> DIRECTIVE:
Reproduce the entries exactly.

> EXCERPTED RECORDS:
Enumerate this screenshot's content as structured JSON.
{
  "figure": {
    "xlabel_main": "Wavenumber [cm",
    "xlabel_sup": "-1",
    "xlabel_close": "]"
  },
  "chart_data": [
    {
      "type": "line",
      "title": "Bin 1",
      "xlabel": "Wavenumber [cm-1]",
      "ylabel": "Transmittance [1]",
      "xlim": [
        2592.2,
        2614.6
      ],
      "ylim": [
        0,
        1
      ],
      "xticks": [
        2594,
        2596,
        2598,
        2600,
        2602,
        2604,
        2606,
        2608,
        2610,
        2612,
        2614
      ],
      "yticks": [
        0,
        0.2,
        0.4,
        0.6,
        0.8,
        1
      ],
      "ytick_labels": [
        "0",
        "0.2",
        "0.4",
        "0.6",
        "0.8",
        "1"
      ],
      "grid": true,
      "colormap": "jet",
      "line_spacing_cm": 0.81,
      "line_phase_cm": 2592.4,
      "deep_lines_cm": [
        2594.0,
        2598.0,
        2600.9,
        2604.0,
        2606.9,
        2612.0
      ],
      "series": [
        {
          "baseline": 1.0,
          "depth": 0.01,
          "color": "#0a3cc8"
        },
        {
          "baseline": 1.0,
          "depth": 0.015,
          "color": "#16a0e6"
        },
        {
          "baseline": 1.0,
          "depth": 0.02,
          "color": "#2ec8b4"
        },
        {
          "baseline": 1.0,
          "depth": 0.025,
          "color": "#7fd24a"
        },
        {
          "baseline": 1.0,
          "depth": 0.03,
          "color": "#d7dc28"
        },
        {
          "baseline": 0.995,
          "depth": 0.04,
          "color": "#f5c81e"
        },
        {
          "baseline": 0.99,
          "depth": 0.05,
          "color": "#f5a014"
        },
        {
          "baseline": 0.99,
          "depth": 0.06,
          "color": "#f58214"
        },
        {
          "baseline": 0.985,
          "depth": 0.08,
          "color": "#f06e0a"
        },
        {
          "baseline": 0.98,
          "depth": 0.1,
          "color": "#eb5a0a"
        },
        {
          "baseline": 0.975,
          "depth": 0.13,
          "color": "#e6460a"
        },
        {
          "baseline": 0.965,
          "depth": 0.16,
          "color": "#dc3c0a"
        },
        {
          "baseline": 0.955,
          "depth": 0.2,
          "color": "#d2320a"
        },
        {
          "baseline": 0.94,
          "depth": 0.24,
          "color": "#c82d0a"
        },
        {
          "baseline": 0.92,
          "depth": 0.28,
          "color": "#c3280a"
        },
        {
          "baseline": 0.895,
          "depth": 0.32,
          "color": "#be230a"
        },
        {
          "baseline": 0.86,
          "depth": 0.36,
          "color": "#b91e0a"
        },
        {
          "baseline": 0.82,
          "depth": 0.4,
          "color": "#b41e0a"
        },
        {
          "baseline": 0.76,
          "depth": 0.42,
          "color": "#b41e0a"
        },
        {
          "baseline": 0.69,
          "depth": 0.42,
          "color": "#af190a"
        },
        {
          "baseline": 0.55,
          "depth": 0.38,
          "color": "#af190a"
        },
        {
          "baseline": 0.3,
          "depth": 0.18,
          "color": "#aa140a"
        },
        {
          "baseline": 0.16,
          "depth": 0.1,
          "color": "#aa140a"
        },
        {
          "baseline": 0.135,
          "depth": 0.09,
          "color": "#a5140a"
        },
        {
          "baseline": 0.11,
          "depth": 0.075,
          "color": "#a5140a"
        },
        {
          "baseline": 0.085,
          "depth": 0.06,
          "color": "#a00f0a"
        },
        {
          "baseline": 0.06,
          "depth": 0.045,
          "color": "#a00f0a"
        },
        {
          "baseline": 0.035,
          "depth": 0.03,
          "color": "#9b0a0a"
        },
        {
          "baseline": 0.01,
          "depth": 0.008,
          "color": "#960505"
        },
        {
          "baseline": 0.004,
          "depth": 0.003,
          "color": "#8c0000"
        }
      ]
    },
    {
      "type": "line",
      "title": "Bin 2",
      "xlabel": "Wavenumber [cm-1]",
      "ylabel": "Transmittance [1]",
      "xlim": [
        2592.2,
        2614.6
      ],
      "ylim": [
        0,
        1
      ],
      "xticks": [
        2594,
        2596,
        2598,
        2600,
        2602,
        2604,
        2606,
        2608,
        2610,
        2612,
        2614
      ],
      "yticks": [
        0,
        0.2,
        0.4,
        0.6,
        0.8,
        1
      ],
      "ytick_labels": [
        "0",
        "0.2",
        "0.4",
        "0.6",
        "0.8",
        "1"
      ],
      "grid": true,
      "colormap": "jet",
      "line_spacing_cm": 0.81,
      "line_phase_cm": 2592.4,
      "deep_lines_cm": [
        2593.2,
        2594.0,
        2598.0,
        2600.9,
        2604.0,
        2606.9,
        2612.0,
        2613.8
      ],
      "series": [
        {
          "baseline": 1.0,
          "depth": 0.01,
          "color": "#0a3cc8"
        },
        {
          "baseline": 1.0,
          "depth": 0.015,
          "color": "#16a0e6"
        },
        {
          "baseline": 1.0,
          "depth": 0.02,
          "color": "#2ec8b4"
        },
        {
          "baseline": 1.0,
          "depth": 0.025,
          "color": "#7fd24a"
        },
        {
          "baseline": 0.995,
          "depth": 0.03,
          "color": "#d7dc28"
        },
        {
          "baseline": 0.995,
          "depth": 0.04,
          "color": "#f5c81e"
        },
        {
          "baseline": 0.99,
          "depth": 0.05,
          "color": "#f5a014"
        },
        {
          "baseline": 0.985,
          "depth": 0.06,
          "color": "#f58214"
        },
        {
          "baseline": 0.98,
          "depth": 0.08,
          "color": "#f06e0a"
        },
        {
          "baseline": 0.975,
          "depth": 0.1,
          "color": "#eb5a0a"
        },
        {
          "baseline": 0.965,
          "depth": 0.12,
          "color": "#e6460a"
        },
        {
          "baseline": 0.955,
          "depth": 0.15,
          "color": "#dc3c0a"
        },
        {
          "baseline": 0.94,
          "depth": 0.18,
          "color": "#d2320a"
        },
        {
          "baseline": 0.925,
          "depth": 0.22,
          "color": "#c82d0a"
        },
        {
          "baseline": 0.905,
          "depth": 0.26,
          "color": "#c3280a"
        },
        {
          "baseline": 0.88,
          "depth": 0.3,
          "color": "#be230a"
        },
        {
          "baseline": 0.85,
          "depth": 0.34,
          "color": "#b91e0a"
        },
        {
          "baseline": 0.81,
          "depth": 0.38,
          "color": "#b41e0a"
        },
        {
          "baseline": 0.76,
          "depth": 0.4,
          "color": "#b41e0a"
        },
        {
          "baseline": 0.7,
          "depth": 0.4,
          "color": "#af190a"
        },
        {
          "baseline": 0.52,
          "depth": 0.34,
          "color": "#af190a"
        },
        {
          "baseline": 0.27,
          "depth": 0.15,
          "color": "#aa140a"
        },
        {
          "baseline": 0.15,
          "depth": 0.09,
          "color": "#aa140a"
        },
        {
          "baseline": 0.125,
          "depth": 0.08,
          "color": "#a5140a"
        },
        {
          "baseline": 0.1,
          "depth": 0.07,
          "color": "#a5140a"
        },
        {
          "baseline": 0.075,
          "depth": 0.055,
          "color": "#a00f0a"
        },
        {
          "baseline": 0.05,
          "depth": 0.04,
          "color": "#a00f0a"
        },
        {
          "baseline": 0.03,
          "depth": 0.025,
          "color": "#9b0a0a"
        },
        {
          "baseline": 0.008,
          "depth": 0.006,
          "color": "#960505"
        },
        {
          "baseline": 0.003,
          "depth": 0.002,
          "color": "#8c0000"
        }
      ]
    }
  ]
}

> OUTPUT OF THE EXERCISE:
Enumerate this screenshot's content as structured JSON.
{
  "figure": {
    "xlabel_main": "Wavenumber [cm",
    "xlabel_sup": "-1",
    "xlabel_close": "]"
  },
  "chart_data": [
    {
      "type": "line",
      "title": "Bin 1",
      "xlabel": "Wavenumber [cm-1]",
      "ylabel": "Transmittance [1]",
      "xlim": [
        2592.2,
        2614.6
      ],
      "ylim": [
        0,
        1
      ],
      "xticks": [
        2594,
        2596,
        2598,
        2600,
        2602,
        2604,
        2606,
        2608,
        2610,
        2612,
        2614
      ],
      "yticks": [
        0,
        0.2,
        0.4,
        0.6,
        0.8,
        1
      ],
      "ytick_labels": [
        "0",
        "0.2",
        "0.4",
        "0.6",
        "0.8",
        "1"
      ],
      "grid": true,
      "colormap": "jet",
      "line_spacing_cm": 0.81,
      "line_phase_cm": 2592.4,
      "deep_lines_cm": [
        2594.0,
        2598.0,
        2600.9,
        2604.0,
        2606.9,
        2612.0
      ],
      "series": [
        {
          "baseline": 1.0,
          "depth": 0.01,
          "color": "#0a3cc8"
        },
        {
          "baseline": 1.0,
          "depth": 0.015,
          "color": "#16a0e6"
        },
        {
          "baseline": 1.0,
          "depth": 0.02,
          "color": "#2ec8b4"
        },
        {
          "baseline": 1.0,
          "depth": 0.025,
          "color": "#7fd24a"
        },
        {
          "baseline": 1.0,
          "depth": 0.03,
          "color": "#d7dc28"
        },
        {
          "baseline": 0.995,
          "depth": 0.04,
          "color": "#f5c81e"
        },
        {
          "baseline": 0.99,
          "depth": 0.05,
          "color": "#f5a014"
        },
        {
          "baseline": 0.99,
          "depth": 0.06,
          "color": "#f58214"
        },
        {
          "baseline": 0.985,
          "depth": 0.08,
          "color": "#f06e0a"
        },
        {
          "baseline": 0.98,
          "depth": 0.1,
          "color": "#eb5a0a"
        },
        {
          "baseline": 0.975,
          "depth": 0.13,
          "color": "#e6460a"
        },
        {
          "baseline": 0.965,
          "depth": 0.16,
          "color": "#dc3c0a"
        },
        {
          "baseline": 0.955,
          "depth": 0.2,
          "color": "#d2320a"
        },
        {
          "baseline": 0.94,
          "depth": 0.24,
          "color": "#c82d0a"
        },
        {
          "baseline": 0.92,
          "depth": 0.28,
          "color": "#c3280a"
        },
        {
          "baseline": 0.895,
          "depth": 0.32,
          "color": "#be230a"
        },
        {
          "baseline": 0.86,
          "depth": 0.36,
          "color": "#b91e0a"
        },
        {
          "baseline": 0.82,
          "depth": 0.4,
          "color": "#b41e0a"
        },
        {
          "baseline": 0.76,
          "depth": 0.42,
          "color": "#b41e0a"
        },
        {
          "baseline": 0.69,
          "depth": 0.42,
          "color": "#af190a"
        },
        {
          "baseline": 0.55,
          "depth": 0.38,
          "color": "#af190a"
        },
        {
          "baseline": 0.3,
          "depth": 0.18,
          "color": "#aa140a"
        },
        {
          "baseline": 0.16,
          "depth": 0.1,
          "color": "#aa140a"
        },
        {
          "baseline": 0.135,
          "depth": 0.09,
          "color": "#a5140a"
        },
        {
          "baseline": 0.11,
          "depth": 0.075,
          "color": "#a5140a"
        },
        {
          "baseline": 0.085,
          "depth": 0.06,
          "color": "#a00f0a"
        },
        {
          "baseline": 0.06,
          "depth": 0.045,
          "color": "#a00f0a"
        },
        {
          "baseline": 0.035,
          "depth": 0.03,
          "color": "#9b0a0a"
        },
        {
          "baseline": 0.01,
          "depth": 0.008,
          "color": "#960505"
        },
        {
          "baseline": 0.004,
          "depth": 0.003,
          "color": "#8c0000"
        }
      ]
    },
    {
      "type": "line",
      "title": "Bin 2",
      "xlabel": "Wavenumber [cm-1]",
      "ylabel": "Transmittance [1]",
      "xlim": [
        2592.2,
        2614.6
      ],
      "ylim": [
        0,
        1
      ],
      "xticks": [
        2594,
        2596,
        2598,
        2600,
        2602,
        2604,
        2606,
        2608,
        2610,
        2612,
        2614
      ],
      "yticks": [
        0,
        0.2,
        0.4,
        0.6,
        0.8,
        1
      ],
      "ytick_labels": [
        "0",
        "0.2",
        "0.4",
        "0.6",
        "0.8",
        "1"
      ],
      "grid": true,
      "colormap": "jet",
      "line_spacing_cm": 0.81,
      "line_phase_cm": 2592.4,
      "deep_lines_cm": [
        2593.2,
        2594.0,
        2598.0,
        2600.9,
        2604.0,
        2606.9,
        2612.0,
        2613.8
      ],
      "series": [
        {
          "baseline": 1.0,
          "depth": 0.01,
          "color": "#0a3cc8"
        },
        {
          "baseline": 1.0,
          "depth": 0.015,
          "color": "#16a0e6"
        },
        {
          "baseline": 1.0,
          "depth": 0.02,
          "color": "#2ec8b4"
        },
        {
          "baseline": 1.0,
          "depth": 0.025,
          "color": "#7fd24a"
        },
        {
          "baseline": 0.995,
          "depth": 0.03,
          "color": "#d7dc28"
        },
        {
          "baseline": 0.995,
          "depth": 0.04,
          "color": "#f5c81e"
        },
        {
          "baseline": 0.99,
          "depth": 0.05,
          "color": "#f5a014"
        },
        {
          "baseline": 0.985,
          "depth": 0.06,
          "color": "#f58214"
        },
        {
          "baseline": 0.98,
          "depth": 0.08,
          "color": "#f06e0a"
        },
        {
          "baseline": 0.975,
          "depth": 0.1,
          "color": "#eb5a0a"
        },
        {
          "baseline": 0.965,
          "depth": 0.12,
          "color": "#e6460a"
        },
        {
          "baseline": 0.955,
          "depth": 0.15,
          "color": "#dc3c0a"
        },
        {
          "baseline": 0.94,
          "depth": 0.18,
          "color": "#d2320a"
        },
        {
          "baseline": 0.925,
          "depth": 0.22,
          "color": "#c82d0a"
        },
        {
          "baseline": 0.905,
          "depth": 0.26,
          "color": "#c3280a"
        },
        {
          "baseline": 0.88,
          "depth": 0.3,
          "color": "#be230a"
        },
        {
          "baseline": 0.85,
          "depth": 0.34,
          "color": "#b91e0a"
        },
        {
          "baseline": 0.81,
          "depth": 0.38,
          "color": "#b41e0a"
        },
        {
          "baseline": 0.76,
          "depth": 0.4,
          "color": "#b41e0a"
        },
        {
          "baseline": 0.7,
          "depth": 0.4,
          "color": "#af190a"
        },
        {
          "baseline": 0.52,
          "depth": 0.34,
          "color": "#af190a"
        },
        {
          "baseline": 0.27,
          "depth": 0.15,
          "color": "#aa140a"
        },
        {
          "baseline": 0.15,
          "depth": 0.09,
          "color": "#aa140a"
        },
        {
          "baseline": 0.125,
          "depth": 0.08,
          "color": "#a5140a"
        },
        {
          "baseline": 0.1,
          "depth": 0.07,
          "color": "#a5140a"
        },
        {
          "baseline": 0.075,
          "depth": 0.055,
          "color": "#a00f0a"
        },
        {
          "baseline": 0.05,
          "depth": 0.04,
          "color": "#a00f0a"
        },
        {
          "baseline": 0.03,
          "depth": 0.025,
          "color": "#9b0a0a"
        },
        {
          "baseline": 0.008,
          "depth": 0.006,
          "color": "#960505"
        },
        {
          "baseline": 0.003,
          "depth": 0.002,
          "color": "#8c0000"
        }
      ]
    }
  ]
}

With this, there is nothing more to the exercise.